----- Entries supplied
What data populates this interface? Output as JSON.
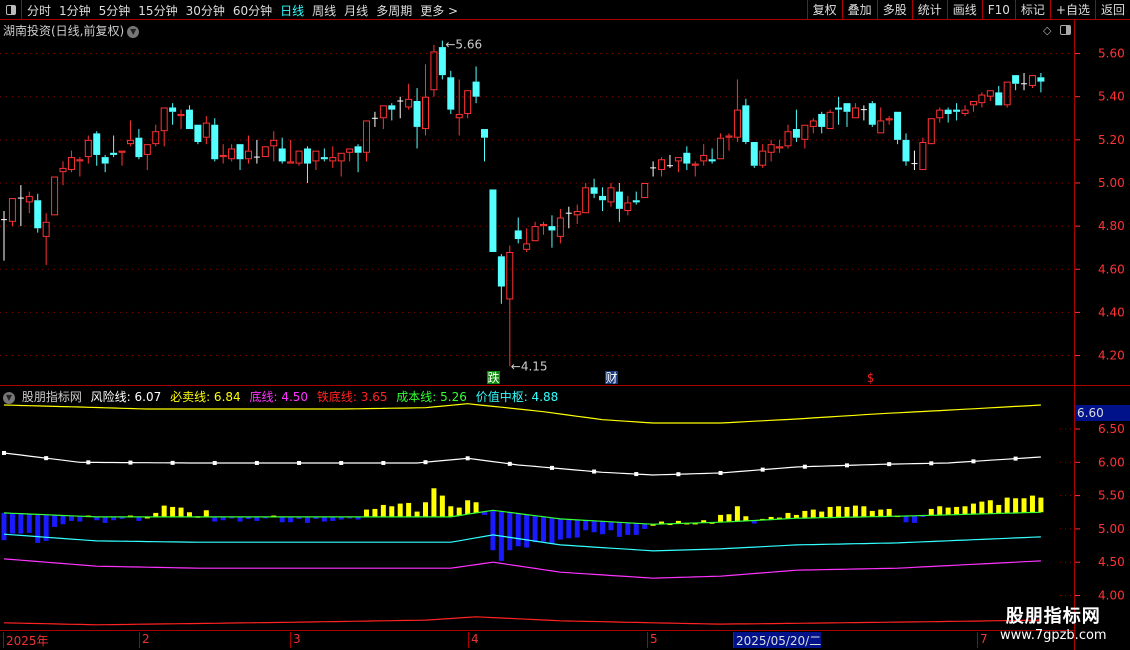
{
  "toolbar": {
    "periods": [
      "分时",
      "1分钟",
      "5分钟",
      "15分钟",
      "30分钟",
      "60分钟",
      "日线",
      "周线",
      "月线",
      "多周期",
      "更多 >"
    ],
    "active": "日线",
    "right_buttons": [
      "复权",
      "叠加",
      "多股",
      "统计",
      "画线",
      "F10",
      "标记",
      "+自选",
      "返回"
    ]
  },
  "chart_title": "湖南投资(日线,前复权)",
  "price_axis": {
    "ticks": [
      "5.60",
      "5.40",
      "5.20",
      "5.00",
      "4.80",
      "4.60",
      "4.40",
      "4.20"
    ]
  },
  "annotations": {
    "high": "5.66",
    "low": "4.15",
    "badges": [
      {
        "text": "跌",
        "color": "#0a8a0a",
        "index": 58
      },
      {
        "text": "财",
        "color": "#1a3a7a",
        "index": 72
      },
      {
        "text": "$",
        "color": "#e22",
        "index": 103
      }
    ]
  },
  "candles": [
    [
      4.83,
      4.87,
      4.64,
      4.83
    ],
    [
      4.82,
      4.93,
      4.8,
      4.93
    ],
    [
      4.93,
      4.99,
      4.8,
      4.93
    ],
    [
      4.91,
      4.96,
      4.86,
      4.94
    ],
    [
      4.92,
      4.95,
      4.77,
      4.79
    ],
    [
      4.75,
      4.86,
      4.62,
      4.82
    ],
    [
      4.85,
      5.03,
      4.85,
      5.03
    ],
    [
      5.05,
      5.1,
      4.99,
      5.07
    ],
    [
      5.06,
      5.15,
      5.05,
      5.12
    ],
    [
      5.1,
      5.12,
      5.03,
      5.11
    ],
    [
      5.12,
      5.22,
      5.09,
      5.2
    ],
    [
      5.23,
      5.24,
      5.08,
      5.13
    ],
    [
      5.12,
      5.13,
      5.05,
      5.09
    ],
    [
      5.14,
      5.22,
      5.12,
      5.13
    ],
    [
      5.14,
      5.15,
      5.08,
      5.15
    ],
    [
      5.18,
      5.29,
      5.17,
      5.2
    ],
    [
      5.21,
      5.25,
      5.11,
      5.12
    ],
    [
      5.13,
      5.18,
      5.06,
      5.18
    ],
    [
      5.18,
      5.27,
      5.17,
      5.24
    ],
    [
      5.24,
      5.35,
      5.17,
      5.35
    ],
    [
      5.35,
      5.37,
      5.27,
      5.33
    ],
    [
      5.31,
      5.34,
      5.25,
      5.32
    ],
    [
      5.34,
      5.36,
      5.25,
      5.25
    ],
    [
      5.27,
      5.27,
      5.18,
      5.19
    ],
    [
      5.21,
      5.31,
      5.18,
      5.28
    ],
    [
      5.27,
      5.3,
      5.1,
      5.11
    ],
    [
      5.12,
      5.18,
      5.09,
      5.13
    ],
    [
      5.11,
      5.18,
      5.1,
      5.16
    ],
    [
      5.18,
      5.18,
      5.06,
      5.11
    ],
    [
      5.11,
      5.22,
      5.09,
      5.15
    ],
    [
      5.12,
      5.2,
      5.09,
      5.12
    ],
    [
      5.12,
      5.17,
      5.12,
      5.17
    ],
    [
      5.17,
      5.24,
      5.1,
      5.2
    ],
    [
      5.16,
      5.21,
      5.09,
      5.1
    ],
    [
      5.09,
      5.2,
      5.09,
      5.1
    ],
    [
      5.09,
      5.15,
      5.08,
      5.15
    ],
    [
      5.16,
      5.17,
      5.0,
      5.09
    ],
    [
      5.1,
      5.15,
      5.06,
      5.15
    ],
    [
      5.12,
      5.16,
      5.1,
      5.11
    ],
    [
      5.1,
      5.17,
      5.07,
      5.12
    ],
    [
      5.1,
      5.14,
      5.03,
      5.14
    ],
    [
      5.14,
      5.16,
      5.1,
      5.16
    ],
    [
      5.17,
      5.18,
      5.05,
      5.14
    ],
    [
      5.14,
      5.29,
      5.1,
      5.29
    ],
    [
      5.3,
      5.33,
      5.26,
      5.3
    ],
    [
      5.3,
      5.36,
      5.25,
      5.36
    ],
    [
      5.36,
      5.37,
      5.29,
      5.34
    ],
    [
      5.38,
      5.4,
      5.3,
      5.38
    ],
    [
      5.35,
      5.46,
      5.34,
      5.39
    ],
    [
      5.38,
      5.44,
      5.16,
      5.26
    ],
    [
      5.25,
      5.55,
      5.22,
      5.4
    ],
    [
      5.43,
      5.64,
      5.4,
      5.61
    ],
    [
      5.63,
      5.66,
      5.48,
      5.5
    ],
    [
      5.49,
      5.52,
      5.32,
      5.34
    ],
    [
      5.3,
      5.48,
      5.22,
      5.32
    ],
    [
      5.32,
      5.43,
      5.3,
      5.43
    ],
    [
      5.47,
      5.54,
      5.37,
      5.4
    ],
    [
      5.25,
      5.25,
      5.1,
      5.21
    ],
    [
      4.97,
      4.97,
      4.68,
      4.68
    ],
    [
      4.66,
      4.67,
      4.44,
      4.52
    ],
    [
      4.46,
      4.71,
      4.15,
      4.68
    ],
    [
      4.78,
      4.84,
      4.72,
      4.74
    ],
    [
      4.69,
      4.79,
      4.68,
      4.72
    ],
    [
      4.73,
      4.82,
      4.73,
      4.8
    ],
    [
      4.8,
      4.82,
      4.76,
      4.81
    ],
    [
      4.8,
      4.85,
      4.7,
      4.78
    ],
    [
      4.75,
      4.88,
      4.72,
      4.84
    ],
    [
      4.86,
      4.89,
      4.79,
      4.86
    ],
    [
      4.85,
      4.9,
      4.81,
      4.87
    ],
    [
      4.86,
      5.0,
      4.86,
      4.98
    ],
    [
      4.98,
      5.02,
      4.93,
      4.95
    ],
    [
      4.94,
      4.98,
      4.87,
      4.92
    ],
    [
      4.91,
      5.0,
      4.89,
      4.98
    ],
    [
      4.96,
      5.0,
      4.82,
      4.88
    ],
    [
      4.87,
      4.94,
      4.85,
      4.91
    ],
    [
      4.92,
      4.96,
      4.9,
      4.91
    ],
    [
      4.93,
      5.0,
      4.93,
      5.0
    ],
    [
      5.07,
      5.1,
      5.03,
      5.07
    ],
    [
      5.06,
      5.12,
      5.03,
      5.11
    ],
    [
      5.08,
      5.13,
      5.07,
      5.08
    ],
    [
      5.1,
      5.12,
      5.05,
      5.12
    ],
    [
      5.14,
      5.17,
      5.06,
      5.09
    ],
    [
      5.08,
      5.1,
      5.03,
      5.09
    ],
    [
      5.1,
      5.18,
      5.08,
      5.13
    ],
    [
      5.11,
      5.16,
      5.09,
      5.1
    ],
    [
      5.11,
      5.23,
      5.11,
      5.21
    ],
    [
      5.21,
      5.23,
      5.15,
      5.22
    ],
    [
      5.21,
      5.48,
      5.19,
      5.34
    ],
    [
      5.36,
      5.39,
      5.18,
      5.19
    ],
    [
      5.19,
      5.19,
      5.07,
      5.08
    ],
    [
      5.08,
      5.18,
      5.07,
      5.15
    ],
    [
      5.14,
      5.2,
      5.1,
      5.18
    ],
    [
      5.16,
      5.2,
      5.14,
      5.17
    ],
    [
      5.17,
      5.27,
      5.16,
      5.24
    ],
    [
      5.25,
      5.34,
      5.19,
      5.21
    ],
    [
      5.2,
      5.27,
      5.16,
      5.27
    ],
    [
      5.26,
      5.3,
      5.23,
      5.29
    ],
    [
      5.32,
      5.33,
      5.23,
      5.26
    ],
    [
      5.25,
      5.34,
      5.25,
      5.33
    ],
    [
      5.35,
      5.4,
      5.27,
      5.34
    ],
    [
      5.37,
      5.37,
      5.26,
      5.33
    ],
    [
      5.3,
      5.37,
      5.3,
      5.35
    ],
    [
      5.34,
      5.36,
      5.29,
      5.34
    ],
    [
      5.37,
      5.38,
      5.26,
      5.27
    ],
    [
      5.23,
      5.35,
      5.23,
      5.29
    ],
    [
      5.29,
      5.31,
      5.27,
      5.3
    ],
    [
      5.33,
      5.33,
      5.18,
      5.2
    ],
    [
      5.2,
      5.23,
      5.08,
      5.1
    ],
    [
      5.09,
      5.15,
      5.06,
      5.09
    ],
    [
      5.06,
      5.21,
      5.06,
      5.19
    ],
    [
      5.18,
      5.3,
      5.18,
      5.3
    ],
    [
      5.3,
      5.35,
      5.28,
      5.34
    ],
    [
      5.34,
      5.35,
      5.28,
      5.32
    ],
    [
      5.34,
      5.37,
      5.29,
      5.33
    ],
    [
      5.32,
      5.36,
      5.31,
      5.34
    ],
    [
      5.36,
      5.38,
      5.33,
      5.38
    ],
    [
      5.37,
      5.42,
      5.35,
      5.41
    ],
    [
      5.4,
      5.43,
      5.38,
      5.43
    ],
    [
      5.42,
      5.45,
      5.36,
      5.36
    ],
    [
      5.36,
      5.47,
      5.35,
      5.47
    ],
    [
      5.5,
      5.5,
      5.43,
      5.46
    ],
    [
      5.46,
      5.51,
      5.43,
      5.46
    ],
    [
      5.45,
      5.5,
      5.44,
      5.5
    ],
    [
      5.49,
      5.51,
      5.42,
      5.47
    ]
  ],
  "indicator": {
    "name": "股朋指标网",
    "legend": [
      {
        "label": "风险线: 6.07",
        "color": "#ffffff"
      },
      {
        "label": "必卖线: 6.84",
        "color": "#ffff00"
      },
      {
        "label": "底线: 4.50",
        "color": "#ff33ff"
      },
      {
        "label": "铁底线: 3.65",
        "color": "#ff2222"
      },
      {
        "label": "成本线: 5.26",
        "color": "#33ff33"
      },
      {
        "label": "价值中枢: 4.88",
        "color": "#33ffff"
      }
    ],
    "axis_ticks": [
      "6.50",
      "6.00",
      "5.50",
      "5.00",
      "4.50",
      "4.00"
    ],
    "current_value": "6.60",
    "colors": {
      "bar_up": "#ffff00",
      "bar_down": "#1a1aff"
    },
    "lines": {
      "sell": {
        "color": "#ffff00",
        "points": [
          [
            0,
            6.86
          ],
          [
            9,
            6.83
          ],
          [
            17,
            6.8
          ],
          [
            40,
            6.8
          ],
          [
            50,
            6.82
          ],
          [
            55,
            6.88
          ],
          [
            64,
            6.76
          ],
          [
            71,
            6.64
          ],
          [
            77,
            6.59
          ],
          [
            85,
            6.59
          ],
          [
            94,
            6.65
          ],
          [
            104,
            6.73
          ],
          [
            113,
            6.79
          ],
          [
            123,
            6.86
          ]
        ]
      },
      "risk": {
        "color": "#ffffff",
        "points": [
          [
            0,
            6.14
          ],
          [
            9,
            6.0
          ],
          [
            22,
            5.99
          ],
          [
            49,
            5.99
          ],
          [
            55,
            6.06
          ],
          [
            61,
            5.96
          ],
          [
            71,
            5.85
          ],
          [
            77,
            5.81
          ],
          [
            85,
            5.84
          ],
          [
            94,
            5.93
          ],
          [
            104,
            5.97
          ],
          [
            112,
            5.99
          ],
          [
            123,
            6.08
          ]
        ]
      },
      "cost": {
        "color": "#33ff33",
        "points": [
          [
            0,
            5.24
          ],
          [
            11,
            5.18
          ],
          [
            53,
            5.18
          ],
          [
            58,
            5.28
          ],
          [
            66,
            5.15
          ],
          [
            77,
            5.07
          ],
          [
            85,
            5.1
          ],
          [
            94,
            5.16
          ],
          [
            106,
            5.19
          ],
          [
            123,
            5.25
          ]
        ]
      },
      "value": {
        "color": "#33ffff",
        "points": [
          [
            0,
            4.92
          ],
          [
            11,
            4.82
          ],
          [
            23,
            4.8
          ],
          [
            53,
            4.8
          ],
          [
            58,
            4.91
          ],
          [
            66,
            4.76
          ],
          [
            77,
            4.67
          ],
          [
            85,
            4.7
          ],
          [
            94,
            4.76
          ],
          [
            106,
            4.79
          ],
          [
            123,
            4.88
          ]
        ]
      },
      "bottom": {
        "color": "#ff33ff",
        "points": [
          [
            0,
            4.55
          ],
          [
            11,
            4.44
          ],
          [
            23,
            4.41
          ],
          [
            53,
            4.41
          ],
          [
            58,
            4.5
          ],
          [
            66,
            4.35
          ],
          [
            77,
            4.26
          ],
          [
            85,
            4.29
          ],
          [
            94,
            4.38
          ],
          [
            106,
            4.41
          ],
          [
            123,
            4.52
          ]
        ]
      },
      "iron": {
        "color": "#ff2222",
        "points": [
          [
            0,
            3.59
          ],
          [
            11,
            3.56
          ],
          [
            35,
            3.6
          ],
          [
            50,
            3.63
          ],
          [
            56,
            3.68
          ],
          [
            66,
            3.62
          ],
          [
            77,
            3.59
          ],
          [
            85,
            3.57
          ],
          [
            106,
            3.6
          ],
          [
            123,
            3.63
          ]
        ]
      }
    }
  },
  "time_axis": {
    "labels": [
      {
        "text": "2025年"
      },
      {
        "text": "2"
      },
      {
        "text": "3"
      },
      {
        "text": "4"
      },
      {
        "text": "5"
      },
      {
        "text": "2025/05/20/二",
        "highlight": true
      },
      {
        "text": "7"
      }
    ]
  },
  "watermark": {
    "line1": "股朋指标网",
    "line2": "www.7gpzb.com"
  },
  "colors": {
    "up": "#ff3333",
    "down": "#54ffff",
    "flat": "#ffffff",
    "grid": "#8a0000",
    "axis": "#ff3333"
  }
}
----------
Written exercise: Where a line holds "ffffff", copy that line.

Task response:
        "color": "#ffffff"
        "color": "#ffffff",
    "flat": "#ffffff",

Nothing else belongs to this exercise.